__Stored rows__.
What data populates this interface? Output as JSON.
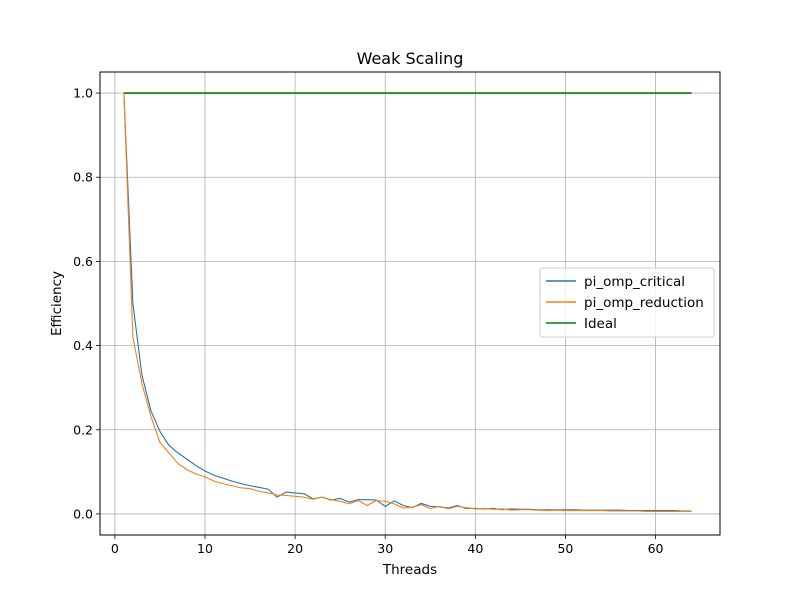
{
  "chart_data": {
    "type": "line",
    "title": "Weak Scaling",
    "xlabel": "Threads",
    "ylabel": "Efficiency",
    "xlim": [
      -1.65,
      67.15
    ],
    "ylim": [
      -0.05,
      1.05
    ],
    "xticks": [
      0,
      10,
      20,
      30,
      40,
      50,
      60
    ],
    "yticks": [
      0.0,
      0.2,
      0.4,
      0.6,
      0.8,
      1.0
    ],
    "xtick_labels": [
      "0",
      "10",
      "20",
      "30",
      "40",
      "50",
      "60"
    ],
    "ytick_labels": [
      "0.0",
      "0.2",
      "0.4",
      "0.6",
      "0.8",
      "1.0"
    ],
    "grid": true,
    "legend_position": "center-right",
    "x": [
      1,
      2,
      3,
      4,
      5,
      6,
      7,
      8,
      9,
      10,
      11,
      12,
      13,
      14,
      15,
      16,
      17,
      18,
      19,
      20,
      21,
      22,
      23,
      24,
      25,
      26,
      27,
      28,
      29,
      30,
      31,
      32,
      33,
      34,
      35,
      36,
      37,
      38,
      39,
      40,
      41,
      42,
      43,
      44,
      45,
      46,
      47,
      48,
      49,
      50,
      51,
      52,
      53,
      54,
      55,
      56,
      57,
      58,
      59,
      60,
      61,
      62,
      63,
      64
    ],
    "series": [
      {
        "name": "pi_omp_critical",
        "color": "#1f77b4",
        "values": [
          1.0,
          0.5,
          0.33,
          0.245,
          0.196,
          0.163,
          0.145,
          0.13,
          0.115,
          0.102,
          0.092,
          0.085,
          0.078,
          0.072,
          0.067,
          0.063,
          0.059,
          0.04,
          0.052,
          0.05,
          0.048,
          0.036,
          0.04,
          0.033,
          0.037,
          0.028,
          0.034,
          0.034,
          0.033,
          0.018,
          0.031,
          0.02,
          0.015,
          0.025,
          0.018,
          0.017,
          0.014,
          0.02,
          0.013,
          0.013,
          0.012,
          0.013,
          0.01,
          0.012,
          0.011,
          0.011,
          0.01,
          0.01,
          0.01,
          0.01,
          0.01,
          0.009,
          0.009,
          0.009,
          0.009,
          0.009,
          0.008,
          0.008,
          0.008,
          0.008,
          0.008,
          0.008,
          0.007,
          0.007
        ]
      },
      {
        "name": "pi_omp_reduction",
        "color": "#ff7f0e",
        "values": [
          1.0,
          0.42,
          0.31,
          0.232,
          0.17,
          0.145,
          0.12,
          0.105,
          0.095,
          0.088,
          0.078,
          0.072,
          0.067,
          0.062,
          0.06,
          0.054,
          0.05,
          0.045,
          0.044,
          0.042,
          0.04,
          0.035,
          0.04,
          0.034,
          0.03,
          0.024,
          0.032,
          0.02,
          0.032,
          0.03,
          0.024,
          0.014,
          0.016,
          0.022,
          0.013,
          0.018,
          0.012,
          0.018,
          0.015,
          0.012,
          0.013,
          0.011,
          0.012,
          0.009,
          0.01,
          0.01,
          0.009,
          0.008,
          0.009,
          0.008,
          0.008,
          0.008,
          0.008,
          0.008,
          0.007,
          0.007,
          0.007,
          0.007,
          0.006,
          0.006,
          0.006,
          0.006,
          0.006,
          0.006
        ]
      },
      {
        "name": "Ideal",
        "color": "#008000",
        "x": [
          1,
          64
        ],
        "values": [
          1.0,
          1.0
        ]
      }
    ]
  }
}
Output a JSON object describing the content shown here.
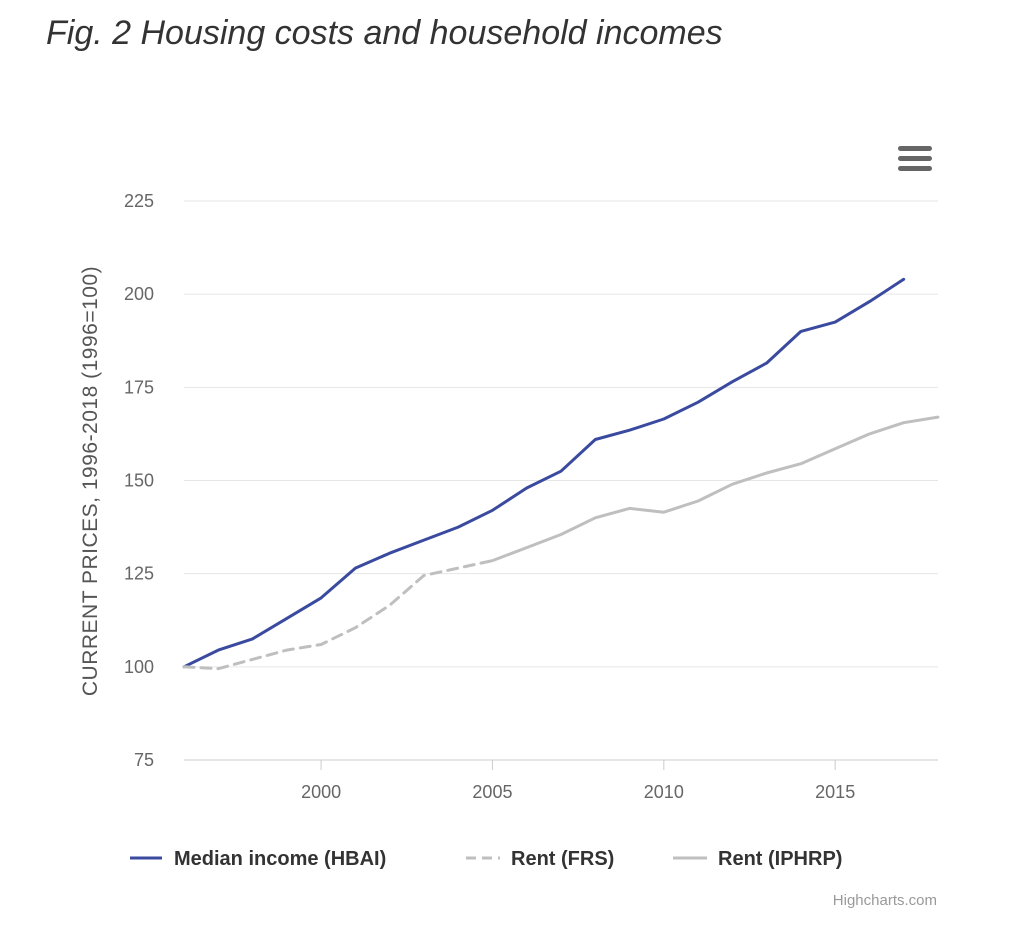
{
  "title": "Fig. 2 Housing costs and household incomes",
  "credits": "Highcharts.com",
  "menu_icon": "hamburger-menu-icon",
  "colors": {
    "median_income": "#3a4a9f",
    "rent_frs": "#bfbfbf",
    "rent_iphrp": "#bfbfbf",
    "grid": "#e6e6e6"
  },
  "chart_data": {
    "type": "line",
    "title": "Fig. 2 Housing costs and household incomes",
    "xlabel": "",
    "ylabel": "CURRENT PRICES, 1996-2018 (1996=100)",
    "ylim": [
      75,
      225
    ],
    "xlim": [
      1996,
      2018
    ],
    "yticks": [
      "75",
      "100",
      "125",
      "150",
      "175",
      "200",
      "225"
    ],
    "xticks": [
      "2000",
      "2005",
      "2010",
      "2015"
    ],
    "grid": true,
    "legend_position": "bottom-center",
    "series": [
      {
        "name": "Median income (HBAI)",
        "style": "solid",
        "x": [
          1996,
          1997,
          1998,
          1999,
          2000,
          2001,
          2002,
          2003,
          2004,
          2005,
          2006,
          2007,
          2008,
          2009,
          2010,
          2011,
          2012,
          2013,
          2014,
          2015,
          2016,
          2017
        ],
        "y": [
          100,
          104.5,
          107.5,
          113,
          118.5,
          126.5,
          130.5,
          134,
          137.5,
          142,
          148,
          152.5,
          161,
          163.5,
          166.5,
          171,
          176.5,
          181.5,
          190,
          192.5,
          198,
          204
        ]
      },
      {
        "name": "Rent (FRS)",
        "style": "dashed",
        "x": [
          1996,
          1997,
          1998,
          1999,
          2000,
          2001,
          2002,
          2003,
          2004,
          2005
        ],
        "y": [
          100,
          99.5,
          102,
          104.5,
          106,
          110.5,
          116.5,
          124.5,
          126.5,
          128.5
        ]
      },
      {
        "name": "Rent (IPHRP)",
        "style": "solid",
        "x": [
          2005,
          2006,
          2007,
          2008,
          2009,
          2010,
          2011,
          2012,
          2013,
          2014,
          2015,
          2016,
          2017,
          2018
        ],
        "y": [
          128.5,
          132,
          135.5,
          140,
          142.5,
          141.5,
          144.5,
          149,
          152,
          154.5,
          158.5,
          162.5,
          165.5,
          167
        ]
      }
    ]
  }
}
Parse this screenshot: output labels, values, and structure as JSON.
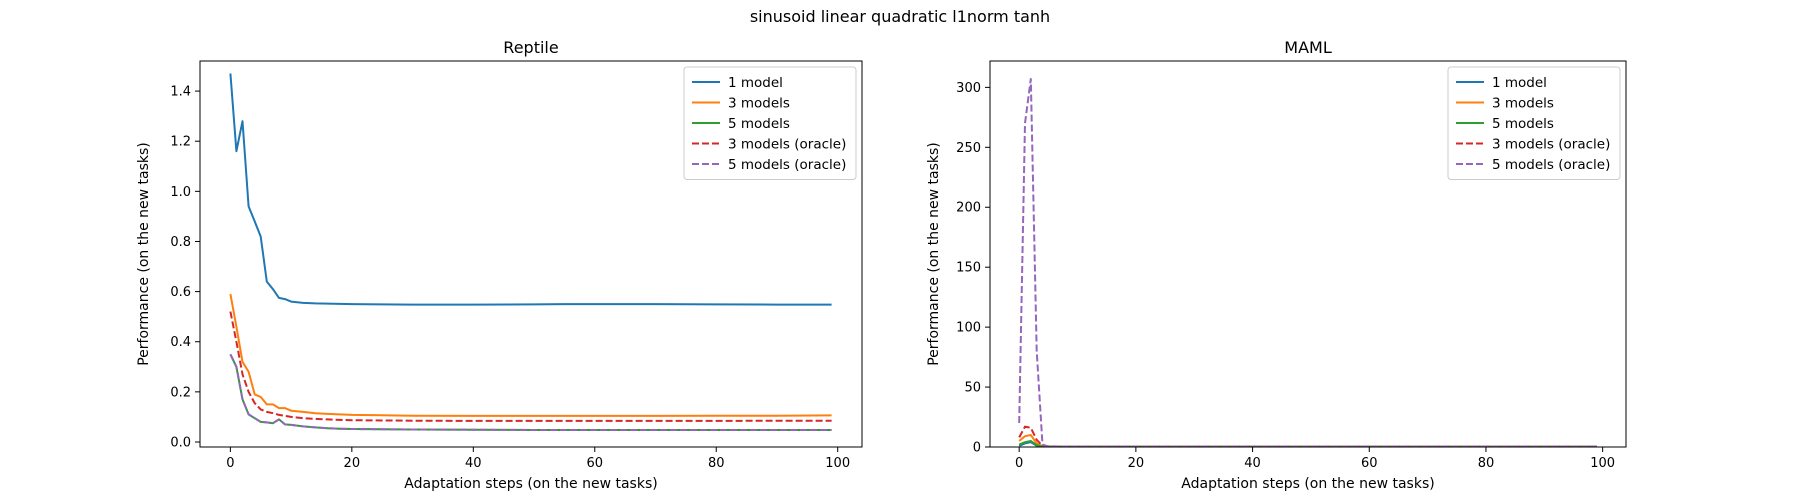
{
  "figure": {
    "suptitle": "sinusoid linear quadratic l1norm tanh"
  },
  "chart_data": [
    {
      "type": "line",
      "title": "Reptile",
      "xlabel": "Adaptation steps (on the new tasks)",
      "ylabel": "Performance (on the new tasks)",
      "xlim": [
        -5,
        104
      ],
      "ylim": [
        -0.02,
        1.52
      ],
      "xticks": [
        0,
        20,
        40,
        60,
        80,
        100
      ],
      "yticks": [
        0.0,
        0.2,
        0.4,
        0.6,
        0.8,
        1.0,
        1.2,
        1.4
      ],
      "ytick_labels": [
        "0.0",
        "0.2",
        "0.4",
        "0.6",
        "0.8",
        "1.0",
        "1.2",
        "1.4"
      ],
      "legend_position": "top-right",
      "series": [
        {
          "name": "1 model",
          "color": "#1f77b4",
          "dash": "solid",
          "points": [
            [
              0,
              1.47
            ],
            [
              1,
              1.16
            ],
            [
              2,
              1.28
            ],
            [
              3,
              0.94
            ],
            [
              4,
              0.88
            ],
            [
              5,
              0.82
            ],
            [
              6,
              0.64
            ],
            [
              7,
              0.61
            ],
            [
              8,
              0.575
            ],
            [
              9,
              0.57
            ],
            [
              10,
              0.56
            ],
            [
              12,
              0.555
            ],
            [
              14,
              0.553
            ],
            [
              16,
              0.552
            ],
            [
              18,
              0.551
            ],
            [
              20,
              0.55
            ],
            [
              25,
              0.549
            ],
            [
              30,
              0.548
            ],
            [
              40,
              0.548
            ],
            [
              50,
              0.549
            ],
            [
              55,
              0.55
            ],
            [
              60,
              0.55
            ],
            [
              70,
              0.55
            ],
            [
              80,
              0.549
            ],
            [
              90,
              0.548
            ],
            [
              99,
              0.548
            ]
          ]
        },
        {
          "name": "3 models",
          "color": "#ff7f0e",
          "dash": "solid",
          "points": [
            [
              0,
              0.59
            ],
            [
              1,
              0.46
            ],
            [
              2,
              0.32
            ],
            [
              3,
              0.28
            ],
            [
              4,
              0.19
            ],
            [
              5,
              0.18
            ],
            [
              6,
              0.15
            ],
            [
              7,
              0.15
            ],
            [
              8,
              0.135
            ],
            [
              9,
              0.135
            ],
            [
              10,
              0.125
            ],
            [
              12,
              0.12
            ],
            [
              14,
              0.115
            ],
            [
              16,
              0.112
            ],
            [
              18,
              0.11
            ],
            [
              20,
              0.108
            ],
            [
              30,
              0.105
            ],
            [
              40,
              0.104
            ],
            [
              50,
              0.104
            ],
            [
              60,
              0.104
            ],
            [
              70,
              0.104
            ],
            [
              80,
              0.105
            ],
            [
              90,
              0.105
            ],
            [
              99,
              0.106
            ]
          ]
        },
        {
          "name": "5 models",
          "color": "#2ca02c",
          "dash": "solid",
          "points": [
            [
              0,
              0.35
            ],
            [
              1,
              0.3
            ],
            [
              2,
              0.17
            ],
            [
              3,
              0.11
            ],
            [
              4,
              0.095
            ],
            [
              5,
              0.08
            ],
            [
              6,
              0.078
            ],
            [
              7,
              0.075
            ],
            [
              8,
              0.09
            ],
            [
              9,
              0.07
            ],
            [
              10,
              0.068
            ],
            [
              12,
              0.062
            ],
            [
              14,
              0.058
            ],
            [
              16,
              0.055
            ],
            [
              18,
              0.053
            ],
            [
              20,
              0.052
            ],
            [
              30,
              0.05
            ],
            [
              40,
              0.049
            ],
            [
              50,
              0.048
            ],
            [
              60,
              0.048
            ],
            [
              70,
              0.048
            ],
            [
              80,
              0.048
            ],
            [
              90,
              0.048
            ],
            [
              99,
              0.048
            ]
          ]
        },
        {
          "name": "3 models (oracle)",
          "color": "#d62728",
          "dash": "dashed",
          "points": [
            [
              0,
              0.52
            ],
            [
              1,
              0.4
            ],
            [
              2,
              0.27
            ],
            [
              3,
              0.2
            ],
            [
              4,
              0.155
            ],
            [
              5,
              0.13
            ],
            [
              6,
              0.12
            ],
            [
              7,
              0.115
            ],
            [
              8,
              0.108
            ],
            [
              10,
              0.1
            ],
            [
              12,
              0.095
            ],
            [
              14,
              0.092
            ],
            [
              16,
              0.09
            ],
            [
              18,
              0.088
            ],
            [
              20,
              0.087
            ],
            [
              30,
              0.085
            ],
            [
              40,
              0.084
            ],
            [
              50,
              0.084
            ],
            [
              60,
              0.084
            ],
            [
              70,
              0.084
            ],
            [
              80,
              0.084
            ],
            [
              90,
              0.085
            ],
            [
              99,
              0.085
            ]
          ]
        },
        {
          "name": "5 models (oracle)",
          "color": "#9467bd",
          "dash": "dashed",
          "points": [
            [
              0,
              0.35
            ],
            [
              1,
              0.3
            ],
            [
              2,
              0.17
            ],
            [
              3,
              0.11
            ],
            [
              4,
              0.095
            ],
            [
              5,
              0.08
            ],
            [
              6,
              0.078
            ],
            [
              7,
              0.075
            ],
            [
              8,
              0.09
            ],
            [
              9,
              0.07
            ],
            [
              10,
              0.068
            ],
            [
              12,
              0.062
            ],
            [
              14,
              0.058
            ],
            [
              16,
              0.055
            ],
            [
              18,
              0.053
            ],
            [
              20,
              0.052
            ],
            [
              30,
              0.05
            ],
            [
              40,
              0.049
            ],
            [
              50,
              0.048
            ],
            [
              60,
              0.048
            ],
            [
              70,
              0.048
            ],
            [
              80,
              0.048
            ],
            [
              90,
              0.048
            ],
            [
              99,
              0.048
            ]
          ]
        }
      ]
    },
    {
      "type": "line",
      "title": "MAML",
      "xlabel": "Adaptation steps (on the new tasks)",
      "ylabel": "Performance (on the new tasks)",
      "xlim": [
        -5,
        104
      ],
      "ylim": [
        0,
        322
      ],
      "xticks": [
        0,
        20,
        40,
        60,
        80,
        100
      ],
      "yticks": [
        0,
        50,
        100,
        150,
        200,
        250,
        300
      ],
      "ytick_labels": [
        "0",
        "50",
        "100",
        "150",
        "200",
        "250",
        "300"
      ],
      "legend_position": "top-right",
      "series": [
        {
          "name": "1 model",
          "color": "#1f77b4",
          "dash": "solid",
          "points": [
            [
              0,
              1
            ],
            [
              1,
              3
            ],
            [
              2,
              4
            ],
            [
              3,
              1
            ],
            [
              4,
              0.5
            ],
            [
              5,
              0.3
            ],
            [
              10,
              0.2
            ],
            [
              20,
              0.2
            ],
            [
              40,
              0.2
            ],
            [
              60,
              0.2
            ],
            [
              80,
              0.2
            ],
            [
              99,
              0.2
            ]
          ]
        },
        {
          "name": "3 models",
          "color": "#ff7f0e",
          "dash": "solid",
          "points": [
            [
              0,
              5
            ],
            [
              1,
              9
            ],
            [
              2,
              10
            ],
            [
              3,
              3
            ],
            [
              4,
              0.5
            ],
            [
              5,
              0.3
            ],
            [
              10,
              0.2
            ],
            [
              20,
              0.2
            ],
            [
              40,
              0.2
            ],
            [
              60,
              0.2
            ],
            [
              80,
              0.2
            ],
            [
              99,
              0.2
            ]
          ]
        },
        {
          "name": "5 models",
          "color": "#2ca02c",
          "dash": "solid",
          "points": [
            [
              0,
              2
            ],
            [
              1,
              4
            ],
            [
              2,
              5
            ],
            [
              3,
              1.5
            ],
            [
              4,
              0.4
            ],
            [
              5,
              0.3
            ],
            [
              10,
              0.2
            ],
            [
              20,
              0.2
            ],
            [
              40,
              0.2
            ],
            [
              60,
              0.2
            ],
            [
              80,
              0.2
            ],
            [
              99,
              0.2
            ]
          ]
        },
        {
          "name": "3 models (oracle)",
          "color": "#d62728",
          "dash": "dashed",
          "points": [
            [
              0,
              8
            ],
            [
              1,
              17
            ],
            [
              2,
              16
            ],
            [
              3,
              6
            ],
            [
              4,
              1
            ],
            [
              5,
              0.5
            ],
            [
              10,
              0.3
            ],
            [
              20,
              0.3
            ],
            [
              40,
              0.3
            ],
            [
              60,
              0.3
            ],
            [
              80,
              0.3
            ],
            [
              99,
              0.3
            ]
          ]
        },
        {
          "name": "5 models (oracle)",
          "color": "#9467bd",
          "dash": "dashed",
          "points": [
            [
              0,
              20
            ],
            [
              1,
              270
            ],
            [
              2,
              307
            ],
            [
              3,
              80
            ],
            [
              4,
              2
            ],
            [
              5,
              0.5
            ],
            [
              10,
              0.3
            ],
            [
              20,
              0.3
            ],
            [
              40,
              0.3
            ],
            [
              60,
              0.3
            ],
            [
              80,
              0.3
            ],
            [
              99,
              0.3
            ]
          ]
        }
      ]
    }
  ]
}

__Stated problem__. Across the records, how many lines contain "JSON"? Only the number should be given.

__Result of this task__. 3